Your goal
Look through the listing below and work out how many of its lines hold the word "Standort". Give only the number.

Records for processing
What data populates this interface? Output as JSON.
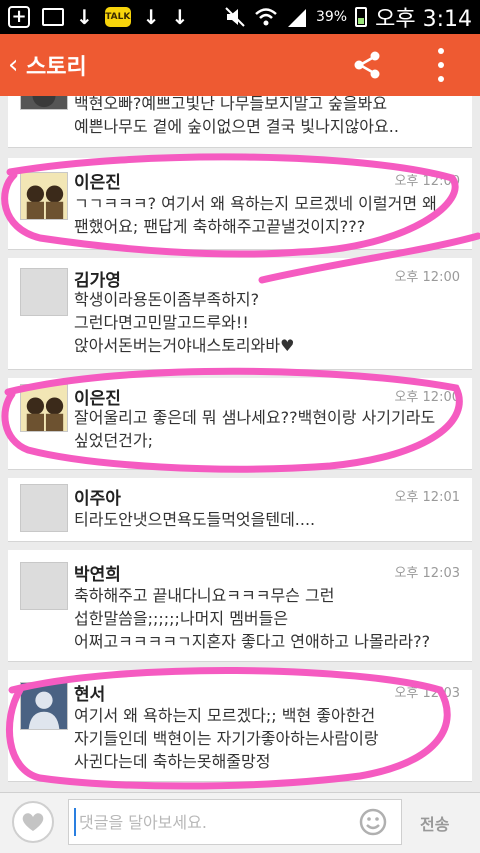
{
  "status_bar": {
    "kakao_label": "TALK",
    "battery": "39%",
    "time": "오후 3:14"
  },
  "app_bar": {
    "back": "‹",
    "title": "스토리"
  },
  "comments": [
    {
      "name": "",
      "time": "",
      "text": "백현오빠?예쁘고빛난 나무들보지말고 숲을봐요\n예쁜나무도 곁에 숲이없으면 결국 빛나지않아요.."
    },
    {
      "name": "이은진",
      "time": "오후 12:00",
      "text": "ㄱㄱㅋㅋㅋ? 여기서 왜 욕하는지 모르겠네 이럴거면 왜\n팬했어요; 팬답게 축하해주고끝낼것이지???"
    },
    {
      "name": "김가영",
      "time": "오후 12:00",
      "text": "학생이라용돈이좀부족하지?\n그런다면고민말고드루와!!\n앉아서돈버는거야내스토리와바♥"
    },
    {
      "name": "이은진",
      "time": "오후 12:00",
      "text": "잘어울리고 좋은데 뭐 샘나세요??백현이랑 사기기라도\n싶었던건가;"
    },
    {
      "name": "이주아",
      "time": "오후 12:01",
      "text": "티라도안냇으면욕도들먹엇을텐데...."
    },
    {
      "name": "박연희",
      "time": "오후 12:03",
      "text": "축하해주고 끝내다니요ㅋㅋㅋ무슨 그런\n섭한말씀을;;;;;;나머지 멤버들은\n어쩌고ㅋㅋㅋㅋㄱ지혼자 좋다고 연애하고 나몰라라??"
    },
    {
      "name": "현서",
      "time": "오후 12:03",
      "text": "여기서 왜 욕하는지 모르겠다;; 백현 좋아한건\n자기들인데 백현이는 자기가좋아하는사람이랑\n사귄다는데 축하는못해줄망정"
    }
  ],
  "input_bar": {
    "placeholder": "댓글을 달아보세요.",
    "send_label": "전송"
  },
  "colors": {
    "app_bar": "#ee5a32",
    "highlight_marker": "#f55bc1"
  }
}
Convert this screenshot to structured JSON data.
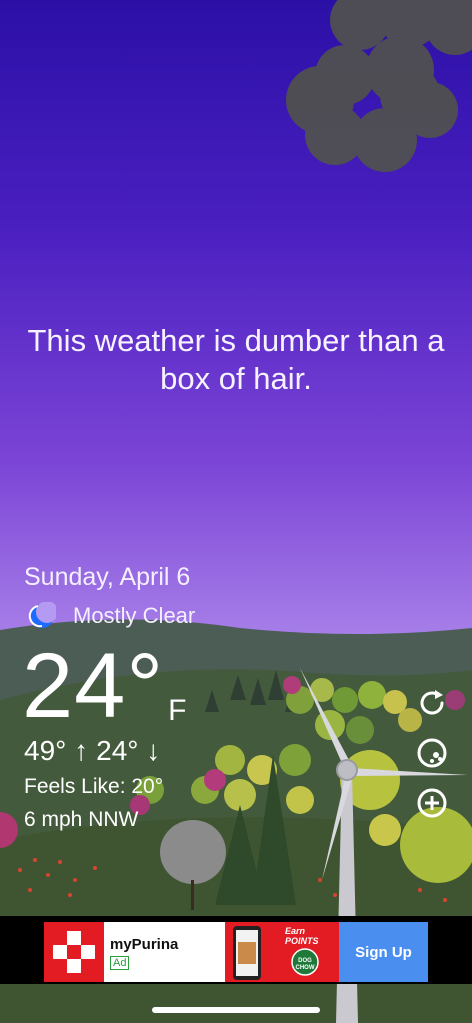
{
  "quote": "This weather is dumber than a box of hair.",
  "date": "Sunday, April 6",
  "condition": {
    "icon": "moon-icon",
    "text": "Mostly Clear"
  },
  "temperature": {
    "value": "24°",
    "unit": "F"
  },
  "high_low": {
    "high": "49° ↑",
    "low": "24° ↓"
  },
  "feels_like": "Feels Like: 20°",
  "wind": "6 mph NNW",
  "side_buttons": [
    "refresh-icon",
    "theme-icon",
    "add-icon"
  ],
  "ad": {
    "brand": "myPurina",
    "badge": "Ad",
    "promo_headline": "Earn POINTS",
    "promo_seal": "DOG CHOW",
    "cta": "Sign Up"
  },
  "colors": {
    "sky_top": "#2b10a6",
    "sky_bottom": "#b79cf0",
    "hills": "#3f5a3c",
    "ad_red": "#e31b23",
    "cta_blue": "#4a8ef0"
  }
}
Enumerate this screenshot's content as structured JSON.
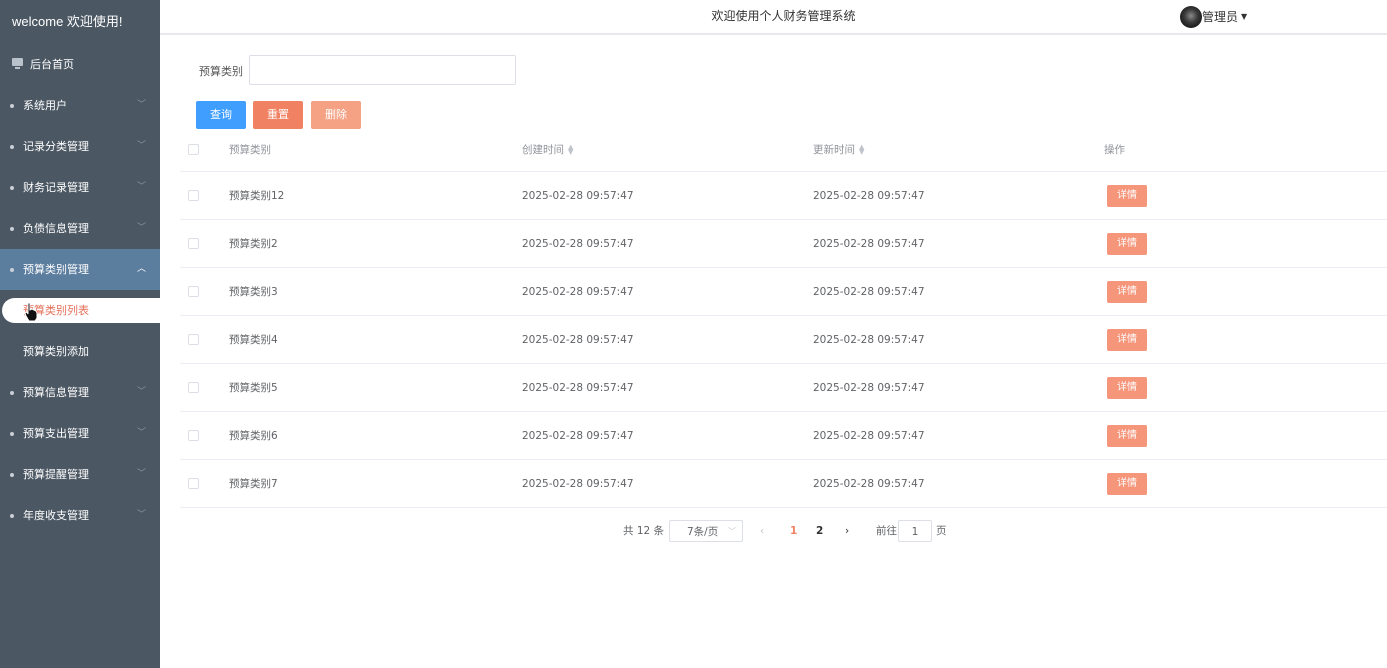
{
  "sidebar": {
    "title": "welcome 欢迎使用!",
    "home": "后台首页",
    "menu": [
      {
        "label": "系统用户"
      },
      {
        "label": "记录分类管理"
      },
      {
        "label": "财务记录管理"
      },
      {
        "label": "负债信息管理"
      },
      {
        "label": "预算类别管理"
      }
    ],
    "submenu": [
      {
        "label": "预算类别列表"
      },
      {
        "label": "预算类别添加"
      }
    ],
    "menu_after": [
      {
        "label": "预算信息管理"
      },
      {
        "label": "预算支出管理"
      },
      {
        "label": "预算提醒管理"
      },
      {
        "label": "年度收支管理"
      }
    ]
  },
  "header": {
    "title": "欢迎使用个人财务管理系统",
    "user": "管理员"
  },
  "search": {
    "label": "预算类别",
    "value": ""
  },
  "buttons": {
    "query": "查询",
    "reset": "重置",
    "delete": "删除"
  },
  "table": {
    "headers": [
      "预算类别",
      "创建时间",
      "更新时间",
      "操作"
    ],
    "rows": [
      {
        "name": "预算类别12",
        "created": "2025-02-28 09:57:47",
        "updated": "2025-02-28 09:57:47",
        "action": "详情"
      },
      {
        "name": "预算类别2",
        "created": "2025-02-28 09:57:47",
        "updated": "2025-02-28 09:57:47",
        "action": "详情"
      },
      {
        "name": "预算类别3",
        "created": "2025-02-28 09:57:47",
        "updated": "2025-02-28 09:57:47",
        "action": "详情"
      },
      {
        "name": "预算类别4",
        "created": "2025-02-28 09:57:47",
        "updated": "2025-02-28 09:57:47",
        "action": "详情"
      },
      {
        "name": "预算类别5",
        "created": "2025-02-28 09:57:47",
        "updated": "2025-02-28 09:57:47",
        "action": "详情"
      },
      {
        "name": "预算类别6",
        "created": "2025-02-28 09:57:47",
        "updated": "2025-02-28 09:57:47",
        "action": "详情"
      },
      {
        "name": "预算类别7",
        "created": "2025-02-28 09:57:47",
        "updated": "2025-02-28 09:57:47",
        "action": "详情"
      }
    ]
  },
  "pagination": {
    "total": "共 12 条",
    "page_size": "7条/页",
    "pages": [
      "1",
      "2"
    ],
    "current": "1",
    "goto_label": "前往",
    "goto_value": "1",
    "page_suffix": "页"
  },
  "colors": {
    "sidebar_bg": "#4b5763",
    "sidebar_active": "#5b7d9e",
    "primary": "#409eff",
    "accent": "#f08263"
  }
}
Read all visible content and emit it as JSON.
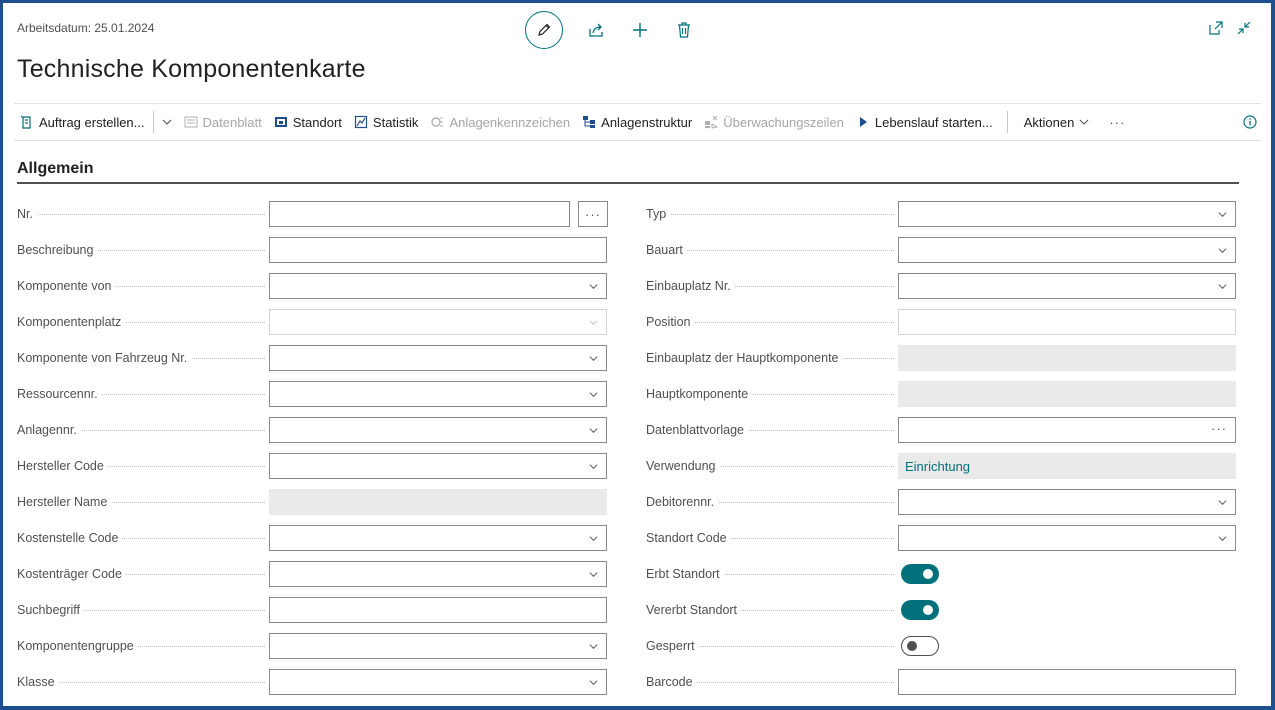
{
  "header": {
    "workdate": "Arbeitsdatum: 25.01.2024",
    "title": "Technische Komponentenkarte",
    "icons": [
      "edit-icon",
      "share-icon",
      "new-icon",
      "delete-icon",
      "open-in-new-window-icon",
      "collapse-icon"
    ]
  },
  "actionbar": {
    "items": [
      {
        "label": "Auftrag erstellen...",
        "icon": "create-order-icon",
        "enabled": true
      },
      {
        "label": "Datenblatt",
        "icon": "datasheet-icon",
        "enabled": false
      },
      {
        "label": "Standort",
        "icon": "location-icon",
        "enabled": true
      },
      {
        "label": "Statistik",
        "icon": "statistics-icon",
        "enabled": true
      },
      {
        "label": "Anlagenkennzeichen",
        "icon": "asset-tag-icon",
        "enabled": false
      },
      {
        "label": "Anlagenstruktur",
        "icon": "asset-structure-icon",
        "enabled": true
      },
      {
        "label": "Überwachungszeilen",
        "icon": "monitoring-icon",
        "enabled": false
      },
      {
        "label": "Lebenslauf starten...",
        "icon": "play-icon",
        "enabled": true
      }
    ],
    "actions_label": "Aktionen",
    "more": "···"
  },
  "section": {
    "title": "Allgemein"
  },
  "left_fields": [
    {
      "label": "Nr.",
      "value": ""
    },
    {
      "label": "Beschreibung",
      "value": ""
    },
    {
      "label": "Komponente von",
      "value": ""
    },
    {
      "label": "Komponentenplatz",
      "value": ""
    },
    {
      "label": "Komponente von Fahrzeug Nr.",
      "value": ""
    },
    {
      "label": "Ressourcennr.",
      "value": ""
    },
    {
      "label": "Anlagennr.",
      "value": ""
    },
    {
      "label": "Hersteller Code",
      "value": ""
    },
    {
      "label": "Hersteller Name",
      "value": ""
    },
    {
      "label": "Kostenstelle Code",
      "value": ""
    },
    {
      "label": "Kostenträger Code",
      "value": ""
    },
    {
      "label": "Suchbegriff",
      "value": ""
    },
    {
      "label": "Komponentengruppe",
      "value": ""
    },
    {
      "label": "Klasse",
      "value": ""
    }
  ],
  "right_fields": [
    {
      "label": "Typ",
      "value": ""
    },
    {
      "label": "Bauart",
      "value": ""
    },
    {
      "label": "Einbauplatz Nr.",
      "value": ""
    },
    {
      "label": "Position",
      "value": ""
    },
    {
      "label": "Einbauplatz der Hauptkomponente",
      "value": ""
    },
    {
      "label": "Hauptkomponente",
      "value": ""
    },
    {
      "label": "Datenblattvorlage",
      "value": ""
    },
    {
      "label": "Verwendung",
      "value": "Einrichtung"
    },
    {
      "label": "Debitorennr.",
      "value": ""
    },
    {
      "label": "Standort Code",
      "value": ""
    },
    {
      "label": "Erbt Standort",
      "value": true
    },
    {
      "label": "Vererbt Standort",
      "value": true
    },
    {
      "label": "Gesperrt",
      "value": false
    },
    {
      "label": "Barcode",
      "value": ""
    }
  ],
  "colors": {
    "accent": "#00717a",
    "frame": "#1e4f8f"
  }
}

Output of the task
4